## Given passage
····················
How would this affect the world?

What if the powers behind the money had long term priorities spanning centuries and millennia into the future? I'd like to think that this would result in a more careful attitude towards things like pollution and exploitation of natural resources. There would be more research into renewable energy and that kind of thing.
Does that make sense or is it just me being a bit of a hippy dreamer?


----------



## Shakantea (Jan 27, 2014)

Massive taxes to keep the elves' fortunes lower?


----------



## Saigonnus (Jan 27, 2014)

Sounds like a good topic of discussion. I would think it would depend on how elves are portrayed within the scheme of the story more than anything. If they are the traditional immortal, tree-hugging archetypes; then it makes sense that they would care enough about the future to at least safeguard certain stretched of property even if they don't make a financial fortune. It also has to do with whether or not you have them in a certain geographic location, or if they mingle with the other races.  

I would also think if they existed before the humans, or at least co-existed with the rest of the races, they technically would have had enough time to acquire a lot of things through trade or outright buying with the other races. I think they'd probably be the driving force behind the economy in many places, just because they own/control so much. It would depend on the area of course, and of local laws/traditions (like if a kingdom has laws against elves owning property etc.) I imagine in a city for example, the elves could own a quarter (or more) of the buildings outright (perhaps their own "Elftown" within the city). They bought the land/building after the previous owner died or whatever and can afford to wait as long as it takes for the rent/lease on the properties to start making a profit. Even if they don't use the building, someone is likely paying rent/leasing the space; bringing money to the elvish empire (how that money is distributed is a separate issue). Some of those spaces would also be used by the elves for their own businesses/industries etc... selling the produced goods to the townsfolk.

I would think they'd have focused first on the things everyone uses... they pay for the roads (or have them built), so they can charge a toll/tax in the area (get kickbacks from the local government that couldn't afford to build them). They own a lake or stretch of river, any fish/marine life sold from it's waters are taxed and given to the elves by way of an intermediary. Maybe they have hatcheries that releases fish every month or whatever, and people have to pay for that service.   

Other things that could have an influence is the fact that they own a certain piece of land that has a certain resource, safeguarding it from the rest of the races. The reasons for safeguarding could be: 

1. A rare or valuable material is found there and they don't want humans or other races exploiting it to the point of scarcity. Likely the sales/trade of these materials could be how they fund at least a decent living. This could also make much of their industries function more efficiently, especially the ones that use renewable resources. I could see a coalition of sorts around the woodworking industry, especially if elves have the ability to expedite the growing process for the trees. They could easily keep say three sections of trees at different stages of growth that they cycle through for their wooden goods. On the down-side, they could also be drug-dealers, rapidly growing the herbs, flowers, mushrooms or whatever and selling them to the users; this could make A LOT of money for the empire.
····················
## Exercises
#1 In the thread on elven wealth, how much of a city's buildings does Saigonnus imagine the elves could own outright?
#2 For each statement, decide whether it agrees with the thread on elven wealth. Answer yes or no and quote the words from the thread that decide it.
(a) Saigonnus suggests the elves could charge a toll for roads they pay for.
(b) The opening post expects long-term priorities to bring less research into renewable energy.
(c) Saigonnus suggests the elves could cycle through five sections of trees at different stages of growth.
#3 Extend the thread on elven wealth, picking up right after its last sentence.
····················
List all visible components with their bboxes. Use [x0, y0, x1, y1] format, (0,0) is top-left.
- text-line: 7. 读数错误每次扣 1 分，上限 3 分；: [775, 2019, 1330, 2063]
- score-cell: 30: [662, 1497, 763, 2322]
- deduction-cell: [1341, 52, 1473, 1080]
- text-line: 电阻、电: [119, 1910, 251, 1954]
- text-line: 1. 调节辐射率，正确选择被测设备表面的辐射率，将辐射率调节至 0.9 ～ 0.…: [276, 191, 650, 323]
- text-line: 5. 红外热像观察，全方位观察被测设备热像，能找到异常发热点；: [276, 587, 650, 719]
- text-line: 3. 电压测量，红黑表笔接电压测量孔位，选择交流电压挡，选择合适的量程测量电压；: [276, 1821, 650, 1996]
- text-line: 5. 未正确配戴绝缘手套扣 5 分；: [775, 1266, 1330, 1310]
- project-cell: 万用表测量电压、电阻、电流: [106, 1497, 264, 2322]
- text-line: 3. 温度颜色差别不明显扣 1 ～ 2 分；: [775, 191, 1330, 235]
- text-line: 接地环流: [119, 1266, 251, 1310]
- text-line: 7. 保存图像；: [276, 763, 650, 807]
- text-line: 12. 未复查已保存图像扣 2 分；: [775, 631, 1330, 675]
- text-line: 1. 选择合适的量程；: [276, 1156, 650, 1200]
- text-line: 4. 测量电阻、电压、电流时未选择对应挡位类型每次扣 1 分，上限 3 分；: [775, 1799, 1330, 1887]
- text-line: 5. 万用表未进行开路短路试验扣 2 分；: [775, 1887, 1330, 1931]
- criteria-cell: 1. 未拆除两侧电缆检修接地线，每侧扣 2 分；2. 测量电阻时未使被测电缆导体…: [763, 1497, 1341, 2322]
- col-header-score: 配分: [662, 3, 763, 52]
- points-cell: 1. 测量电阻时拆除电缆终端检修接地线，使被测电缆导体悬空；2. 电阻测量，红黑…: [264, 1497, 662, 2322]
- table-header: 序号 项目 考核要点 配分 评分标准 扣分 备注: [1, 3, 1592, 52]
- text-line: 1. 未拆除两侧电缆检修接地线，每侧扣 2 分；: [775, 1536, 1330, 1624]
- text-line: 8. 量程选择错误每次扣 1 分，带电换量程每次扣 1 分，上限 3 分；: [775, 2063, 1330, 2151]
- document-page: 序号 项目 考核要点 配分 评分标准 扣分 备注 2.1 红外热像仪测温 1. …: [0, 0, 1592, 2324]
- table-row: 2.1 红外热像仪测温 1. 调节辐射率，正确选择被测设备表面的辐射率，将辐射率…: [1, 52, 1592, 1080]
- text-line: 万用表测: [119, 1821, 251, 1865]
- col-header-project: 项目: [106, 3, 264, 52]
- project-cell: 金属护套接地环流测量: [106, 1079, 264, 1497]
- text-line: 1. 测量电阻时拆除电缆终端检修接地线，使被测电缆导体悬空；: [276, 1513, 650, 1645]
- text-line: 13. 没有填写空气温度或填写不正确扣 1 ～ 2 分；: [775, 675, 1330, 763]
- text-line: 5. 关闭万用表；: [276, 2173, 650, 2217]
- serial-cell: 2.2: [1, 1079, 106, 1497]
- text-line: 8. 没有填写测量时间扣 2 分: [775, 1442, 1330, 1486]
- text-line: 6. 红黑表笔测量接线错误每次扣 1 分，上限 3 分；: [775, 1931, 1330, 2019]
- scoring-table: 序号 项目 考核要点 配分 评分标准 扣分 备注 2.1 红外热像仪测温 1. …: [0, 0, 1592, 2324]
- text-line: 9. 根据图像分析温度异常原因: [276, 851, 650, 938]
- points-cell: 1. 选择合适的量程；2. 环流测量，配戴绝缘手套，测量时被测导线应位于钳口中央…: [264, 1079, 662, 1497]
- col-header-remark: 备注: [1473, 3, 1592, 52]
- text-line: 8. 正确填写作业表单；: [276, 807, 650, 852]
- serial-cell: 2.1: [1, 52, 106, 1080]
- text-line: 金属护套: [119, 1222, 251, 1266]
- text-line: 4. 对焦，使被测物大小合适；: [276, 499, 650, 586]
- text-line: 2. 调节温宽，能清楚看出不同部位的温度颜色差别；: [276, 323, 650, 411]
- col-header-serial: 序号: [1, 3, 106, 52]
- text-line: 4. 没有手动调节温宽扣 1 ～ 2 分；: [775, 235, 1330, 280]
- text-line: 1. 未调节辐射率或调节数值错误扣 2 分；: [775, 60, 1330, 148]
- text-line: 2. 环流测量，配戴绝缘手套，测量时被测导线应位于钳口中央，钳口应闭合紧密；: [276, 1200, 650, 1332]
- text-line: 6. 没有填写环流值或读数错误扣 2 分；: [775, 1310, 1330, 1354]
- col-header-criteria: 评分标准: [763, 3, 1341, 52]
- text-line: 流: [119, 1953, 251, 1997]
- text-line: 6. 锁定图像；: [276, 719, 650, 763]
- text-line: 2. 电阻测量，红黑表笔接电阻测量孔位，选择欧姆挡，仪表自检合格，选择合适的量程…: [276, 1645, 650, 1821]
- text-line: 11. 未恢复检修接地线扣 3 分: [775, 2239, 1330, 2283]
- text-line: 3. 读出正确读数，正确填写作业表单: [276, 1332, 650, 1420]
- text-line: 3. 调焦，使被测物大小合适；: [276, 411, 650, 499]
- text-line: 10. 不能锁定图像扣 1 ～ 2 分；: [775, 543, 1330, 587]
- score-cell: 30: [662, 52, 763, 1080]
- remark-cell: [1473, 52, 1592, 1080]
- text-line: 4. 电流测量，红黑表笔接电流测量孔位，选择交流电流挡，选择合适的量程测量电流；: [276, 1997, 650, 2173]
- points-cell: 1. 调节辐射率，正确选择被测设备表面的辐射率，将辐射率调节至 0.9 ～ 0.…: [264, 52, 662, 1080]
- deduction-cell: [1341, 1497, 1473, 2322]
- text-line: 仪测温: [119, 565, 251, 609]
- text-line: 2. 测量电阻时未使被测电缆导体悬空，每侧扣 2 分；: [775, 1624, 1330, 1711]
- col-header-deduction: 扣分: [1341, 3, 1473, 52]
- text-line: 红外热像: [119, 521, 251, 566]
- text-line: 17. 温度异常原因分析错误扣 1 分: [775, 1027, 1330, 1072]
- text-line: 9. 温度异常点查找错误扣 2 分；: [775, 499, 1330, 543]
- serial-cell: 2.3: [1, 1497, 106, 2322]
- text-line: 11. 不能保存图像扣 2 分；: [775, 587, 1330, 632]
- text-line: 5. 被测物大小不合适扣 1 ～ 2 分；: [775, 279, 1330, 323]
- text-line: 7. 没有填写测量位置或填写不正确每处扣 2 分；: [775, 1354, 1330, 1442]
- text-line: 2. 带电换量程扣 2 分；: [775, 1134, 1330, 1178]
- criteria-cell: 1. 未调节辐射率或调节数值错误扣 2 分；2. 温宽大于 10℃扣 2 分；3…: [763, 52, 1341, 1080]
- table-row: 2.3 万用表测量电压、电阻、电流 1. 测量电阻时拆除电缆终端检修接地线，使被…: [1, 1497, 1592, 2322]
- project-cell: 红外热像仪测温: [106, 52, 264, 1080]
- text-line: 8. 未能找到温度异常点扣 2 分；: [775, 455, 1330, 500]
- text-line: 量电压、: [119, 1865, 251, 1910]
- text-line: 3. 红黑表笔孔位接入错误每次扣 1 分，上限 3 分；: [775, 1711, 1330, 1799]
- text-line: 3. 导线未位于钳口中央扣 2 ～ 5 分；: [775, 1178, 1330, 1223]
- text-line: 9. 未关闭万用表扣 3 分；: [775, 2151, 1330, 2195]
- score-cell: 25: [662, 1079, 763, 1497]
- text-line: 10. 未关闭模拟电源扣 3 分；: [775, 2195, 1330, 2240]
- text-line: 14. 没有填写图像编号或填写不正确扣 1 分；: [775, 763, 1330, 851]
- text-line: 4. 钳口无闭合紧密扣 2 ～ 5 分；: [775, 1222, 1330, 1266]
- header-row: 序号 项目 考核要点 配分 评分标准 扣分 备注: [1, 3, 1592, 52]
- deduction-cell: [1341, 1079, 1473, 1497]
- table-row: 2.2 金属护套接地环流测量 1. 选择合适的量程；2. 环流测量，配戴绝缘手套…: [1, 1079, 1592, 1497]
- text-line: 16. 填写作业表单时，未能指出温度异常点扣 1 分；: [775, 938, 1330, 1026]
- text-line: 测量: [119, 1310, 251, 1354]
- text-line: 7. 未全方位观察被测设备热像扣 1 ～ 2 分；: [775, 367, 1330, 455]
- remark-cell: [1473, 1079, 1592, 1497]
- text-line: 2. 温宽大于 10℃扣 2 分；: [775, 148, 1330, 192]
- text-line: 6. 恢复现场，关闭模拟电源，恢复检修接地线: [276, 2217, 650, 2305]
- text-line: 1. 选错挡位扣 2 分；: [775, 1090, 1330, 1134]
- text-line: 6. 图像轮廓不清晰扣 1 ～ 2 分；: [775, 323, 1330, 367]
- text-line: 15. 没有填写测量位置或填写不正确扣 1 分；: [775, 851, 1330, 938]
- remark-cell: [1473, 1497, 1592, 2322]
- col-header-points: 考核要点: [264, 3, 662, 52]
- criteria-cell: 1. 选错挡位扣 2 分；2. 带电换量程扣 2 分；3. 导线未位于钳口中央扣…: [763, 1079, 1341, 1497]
····················
## Responses to the exercise
#1 A quarter or more of the buildings.

#2
(a) Yes: "they pay for the roads (or have them built), so they can charge a toll/tax in the area"
(b) No: "There would be more research into renewable energy and that kind of thing."
(c) No: "They could easily keep say three sections of trees at different stages of growth"

#3
2. They could be safeguarding wildlife or certain natural wonders; like a sanctuary for the endangered Red-throated Swallow or the salty bogs of Term. Hunting could be done on a limited basis, giving them monies from the permits or from the sale of goods for traveling through the area. 

3. The area serves as a buffer between two potentially warring factions/countries, keeping the peace so that war and destruction don't follow from the clash that would otherwise occur. 

4. They could acquire an area that serves as a secret base for military activity (like Area 51), patrolled heavily and mercilessly. Likely fortified with magical elements that keep the location safe from discovery (confusion/amnesia charms etc..) The facility could train most of the elite units for the empire or where their secret research happens. 

There is likely much more that I am forgetting, not considering. I think ultimately though, they'd likely be VERY important to the world economy or at least the local economy if they are limited to a geographic location.


----------



## psychotick (Jan 27, 2014)

Hi,

Their impact on the economy would surely vary depending on how many elves there are and how dedicated they are to wealth accumulation. A few hundred elven billionaires would make a ripple but not much more. Ten thousand would shake it. And a million? They would be the economy.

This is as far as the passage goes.